[Dataset rows]
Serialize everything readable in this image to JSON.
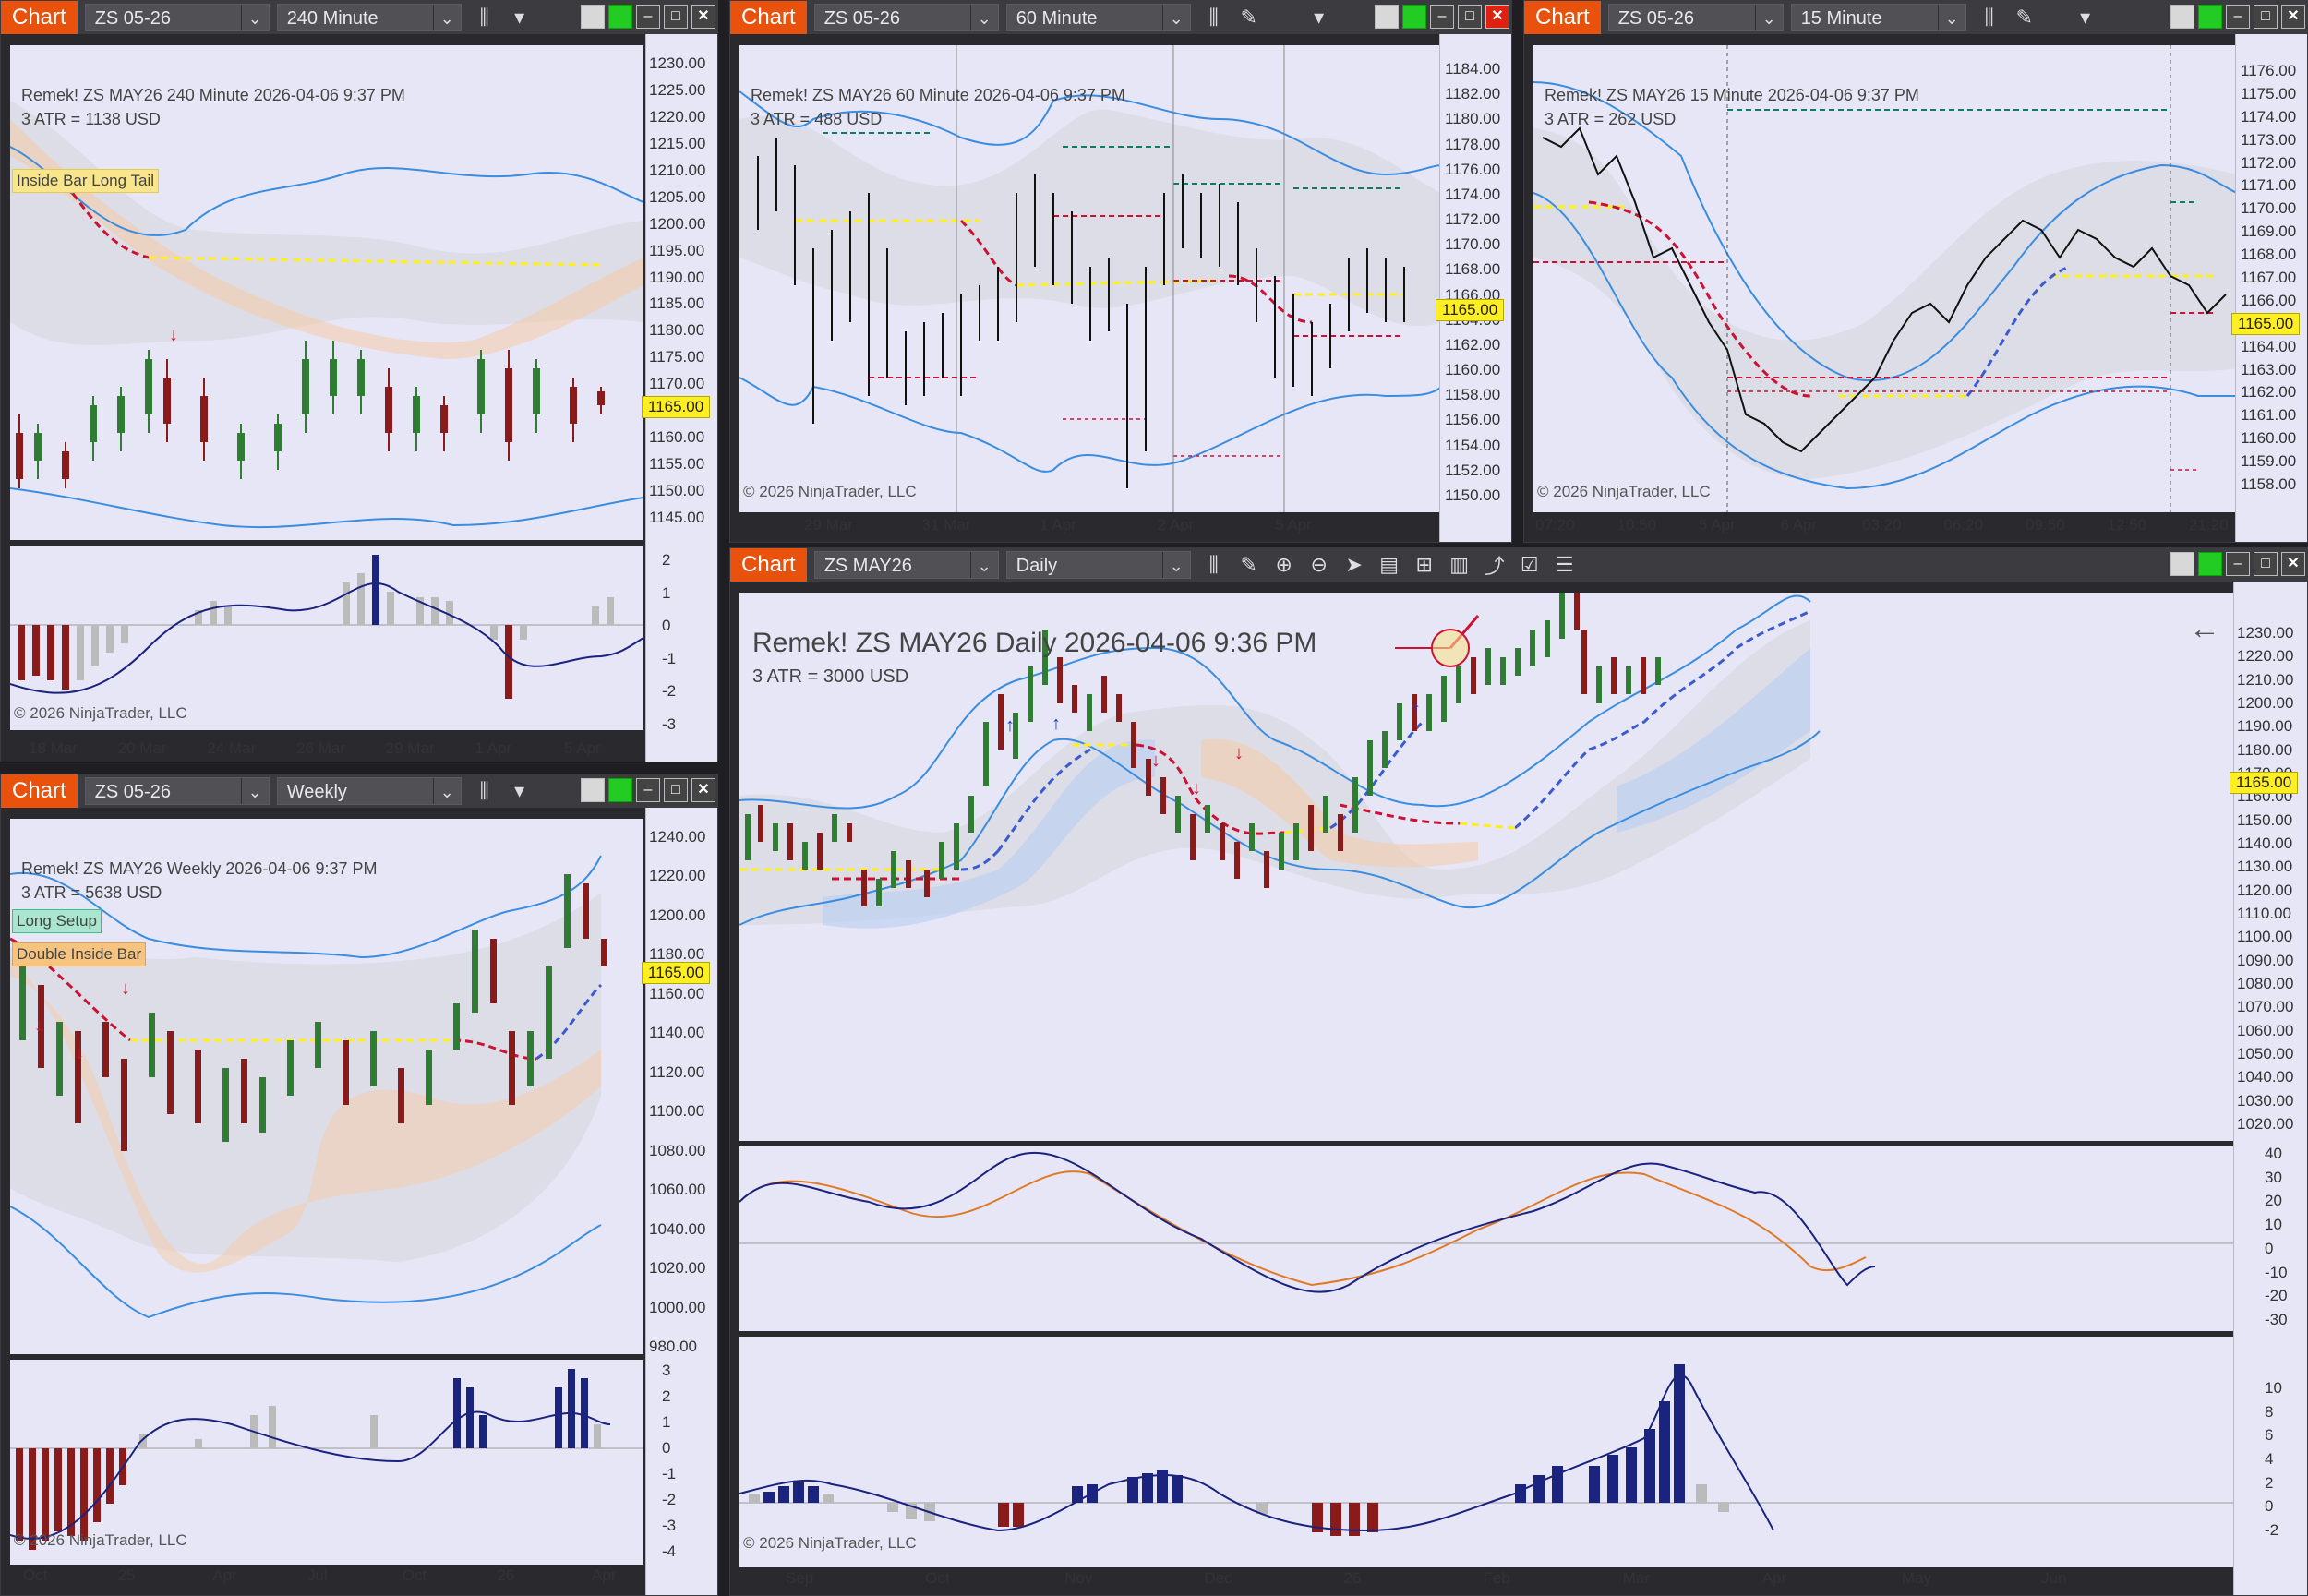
{
  "tab_label": "Chart",
  "copyright": "© 2026 NinjaTrader, LLC",
  "windows": {
    "w240": {
      "instrument": "ZS 05-26",
      "interval": "240 Minute",
      "title": "Remek!  ZS MAY26  240 Minute  2026-04-06 9:37 PM",
      "atr": "3 ATR = 1138 USD",
      "signal": "Inside Bar Long Tail",
      "price": "1165.00",
      "yticks": [
        "1230.00",
        "1225.00",
        "1220.00",
        "1215.00",
        "1210.00",
        "1205.00",
        "1200.00",
        "1195.00",
        "1190.00",
        "1185.00",
        "1180.00",
        "1175.00",
        "1170.00",
        "1165.00",
        "1160.00",
        "1155.00",
        "1150.00",
        "1145.00"
      ],
      "osc_ticks": [
        "2",
        "1",
        "0",
        "-1",
        "-2",
        "-3"
      ],
      "xticks": [
        "18 Mar",
        "20 Mar",
        "24 Mar",
        "26 Mar",
        "29 Mar",
        "1 Apr",
        "5 Apr"
      ]
    },
    "w60": {
      "instrument": "ZS 05-26",
      "interval": "60 Minute",
      "title": "Remek!  ZS MAY26  60 Minute  2026-04-06 9:37 PM",
      "atr": "3 ATR = 488 USD",
      "price": "1165.00",
      "yticks": [
        "1184.00",
        "1182.00",
        "1180.00",
        "1178.00",
        "1176.00",
        "1174.00",
        "1172.00",
        "1170.00",
        "1168.00",
        "1166.00",
        "1164.00",
        "1162.00",
        "1160.00",
        "1158.00",
        "1156.00",
        "1154.00",
        "1152.00",
        "1150.00"
      ],
      "xticks": [
        "29 Mar",
        "31 Mar",
        "1 Apr",
        "2 Apr",
        "5 Apr"
      ]
    },
    "w15": {
      "instrument": "ZS 05-26",
      "interval": "15 Minute",
      "title": "Remek!  ZS MAY26  15 Minute  2026-04-06 9:37 PM",
      "atr": "3 ATR = 262 USD",
      "price": "1165.00",
      "yticks": [
        "1176.00",
        "1175.00",
        "1174.00",
        "1173.00",
        "1172.00",
        "1171.00",
        "1170.00",
        "1169.00",
        "1168.00",
        "1167.00",
        "1166.00",
        "1165.00",
        "1164.00",
        "1163.00",
        "1162.00",
        "1161.00",
        "1160.00",
        "1159.00",
        "1158.00"
      ],
      "xticks": [
        "07:20",
        "10:50",
        "5 Apr",
        "6 Apr",
        "03:20",
        "06:20",
        "09:50",
        "12:50",
        "21:20"
      ]
    },
    "wWeekly": {
      "instrument": "ZS 05-26",
      "interval": "Weekly",
      "title": "Remek!  ZS MAY26  Weekly  2026-04-06 9:37 PM",
      "atr": "3 ATR = 5638 USD",
      "signals": [
        "Long Setup",
        "Double Inside Bar"
      ],
      "price": "1165.00",
      "yticks": [
        "1240.00",
        "1220.00",
        "1200.00",
        "1180.00",
        "1160.00",
        "1140.00",
        "1120.00",
        "1100.00",
        "1080.00",
        "1060.00",
        "1040.00",
        "1020.00",
        "1000.00",
        "980.00"
      ],
      "osc_ticks": [
        "3",
        "2",
        "1",
        "0",
        "-1",
        "-2",
        "-3",
        "-4"
      ],
      "xticks": [
        "Oct",
        "25",
        "Apr",
        "Jul",
        "Oct",
        "26",
        "Apr"
      ]
    },
    "wDaily": {
      "instrument": "ZS MAY26",
      "interval": "Daily",
      "title": "Remek!  ZS MAY26  Daily  2026-04-06 9:36 PM",
      "atr": "3 ATR = 3000 USD",
      "price": "1165.00",
      "yticks": [
        "1230.00",
        "1220.00",
        "1210.00",
        "1200.00",
        "1190.00",
        "1180.00",
        "1170.00",
        "1160.00",
        "1150.00",
        "1140.00",
        "1130.00",
        "1120.00",
        "1110.00",
        "1100.00",
        "1090.00",
        "1080.00",
        "1070.00",
        "1060.00",
        "1050.00",
        "1040.00",
        "1030.00",
        "1020.00"
      ],
      "osc1_ticks": [
        "40",
        "30",
        "20",
        "10",
        "0",
        "-10",
        "-20",
        "-30"
      ],
      "osc2_ticks": [
        "10",
        "8",
        "6",
        "4",
        "2",
        "0",
        "-2"
      ],
      "xticks": [
        "Sep",
        "Oct",
        "Nov",
        "Dec",
        "26",
        "Feb",
        "Mar",
        "Apr",
        "May",
        "Jun"
      ]
    }
  },
  "colors": {
    "tab": "#e8520c",
    "plot_bg": "#e6e6f7",
    "band": "#3a8de0",
    "up": "#2e7d32",
    "down": "#8b1a1a",
    "yellow": "#ffee22",
    "navy": "#1a237e"
  }
}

[Instruction] Do not include images; quote all of the entries above exactly.

[Solved exercise]
Serialize everything readable in this image to JSON.
{
  "tab_label": "Chart",
  "copyright": "© 2026 NinjaTrader, LLC",
  "windows": {
    "w240": {
      "instrument": "ZS 05-26",
      "interval": "240 Minute",
      "title": "Remek!  ZS MAY26  240 Minute  2026-04-06 9:37 PM",
      "atr": "3 ATR = 1138 USD",
      "signal": "Inside Bar Long Tail",
      "price": "1165.00",
      "yticks": [
        "1230.00",
        "1225.00",
        "1220.00",
        "1215.00",
        "1210.00",
        "1205.00",
        "1200.00",
        "1195.00",
        "1190.00",
        "1185.00",
        "1180.00",
        "1175.00",
        "1170.00",
        "1165.00",
        "1160.00",
        "1155.00",
        "1150.00",
        "1145.00"
      ],
      "osc_ticks": [
        "2",
        "1",
        "0",
        "-1",
        "-2",
        "-3"
      ],
      "xticks": [
        "18 Mar",
        "20 Mar",
        "24 Mar",
        "26 Mar",
        "29 Mar",
        "1 Apr",
        "5 Apr"
      ]
    },
    "w60": {
      "instrument": "ZS 05-26",
      "interval": "60 Minute",
      "title": "Remek!  ZS MAY26  60 Minute  2026-04-06 9:37 PM",
      "atr": "3 ATR = 488 USD",
      "price": "1165.00",
      "yticks": [
        "1184.00",
        "1182.00",
        "1180.00",
        "1178.00",
        "1176.00",
        "1174.00",
        "1172.00",
        "1170.00",
        "1168.00",
        "1166.00",
        "1164.00",
        "1162.00",
        "1160.00",
        "1158.00",
        "1156.00",
        "1154.00",
        "1152.00",
        "1150.00"
      ],
      "xticks": [
        "29 Mar",
        "31 Mar",
        "1 Apr",
        "2 Apr",
        "5 Apr"
      ]
    },
    "w15": {
      "instrument": "ZS 05-26",
      "interval": "15 Minute",
      "title": "Remek!  ZS MAY26  15 Minute  2026-04-06 9:37 PM",
      "atr": "3 ATR = 262 USD",
      "price": "1165.00",
      "yticks": [
        "1176.00",
        "1175.00",
        "1174.00",
        "1173.00",
        "1172.00",
        "1171.00",
        "1170.00",
        "1169.00",
        "1168.00",
        "1167.00",
        "1166.00",
        "1165.00",
        "1164.00",
        "1163.00",
        "1162.00",
        "1161.00",
        "1160.00",
        "1159.00",
        "1158.00"
      ],
      "xticks": [
        "07:20",
        "10:50",
        "5 Apr",
        "6 Apr",
        "03:20",
        "06:20",
        "09:50",
        "12:50",
        "21:20"
      ]
    },
    "wWeekly": {
      "instrument": "ZS 05-26",
      "interval": "Weekly",
      "title": "Remek!  ZS MAY26  Weekly  2026-04-06 9:37 PM",
      "atr": "3 ATR = 5638 USD",
      "signals": [
        "Long Setup",
        "Double Inside Bar"
      ],
      "price": "1165.00",
      "yticks": [
        "1240.00",
        "1220.00",
        "1200.00",
        "1180.00",
        "1160.00",
        "1140.00",
        "1120.00",
        "1100.00",
        "1080.00",
        "1060.00",
        "1040.00",
        "1020.00",
        "1000.00",
        "980.00"
      ],
      "osc_ticks": [
        "3",
        "2",
        "1",
        "0",
        "-1",
        "-2",
        "-3",
        "-4"
      ],
      "xticks": [
        "Oct",
        "25",
        "Apr",
        "Jul",
        "Oct",
        "26",
        "Apr"
      ]
    },
    "wDaily": {
      "instrument": "ZS MAY26",
      "interval": "Daily",
      "title": "Remek!  ZS MAY26  Daily  2026-04-06 9:36 PM",
      "atr": "3 ATR = 3000 USD",
      "price": "1165.00",
      "yticks": [
        "1230.00",
        "1220.00",
        "1210.00",
        "1200.00",
        "1190.00",
        "1180.00",
        "1170.00",
        "1160.00",
        "1150.00",
        "1140.00",
        "1130.00",
        "1120.00",
        "1110.00",
        "1100.00",
        "1090.00",
        "1080.00",
        "1070.00",
        "1060.00",
        "1050.00",
        "1040.00",
        "1030.00",
        "1020.00"
      ],
      "osc1_ticks": [
        "40",
        "30",
        "20",
        "10",
        "0",
        "-10",
        "-20",
        "-30"
      ],
      "osc2_ticks": [
        "10",
        "8",
        "6",
        "4",
        "2",
        "0",
        "-2"
      ],
      "xticks": [
        "Sep",
        "Oct",
        "Nov",
        "Dec",
        "26",
        "Feb",
        "Mar",
        "Apr",
        "May",
        "Jun"
      ]
    }
  },
  "colors": {
    "tab": "#e8520c",
    "plot_bg": "#e6e6f7",
    "band": "#3a8de0",
    "up": "#2e7d32",
    "down": "#8b1a1a",
    "yellow": "#ffee22",
    "navy": "#1a237e"
  }
}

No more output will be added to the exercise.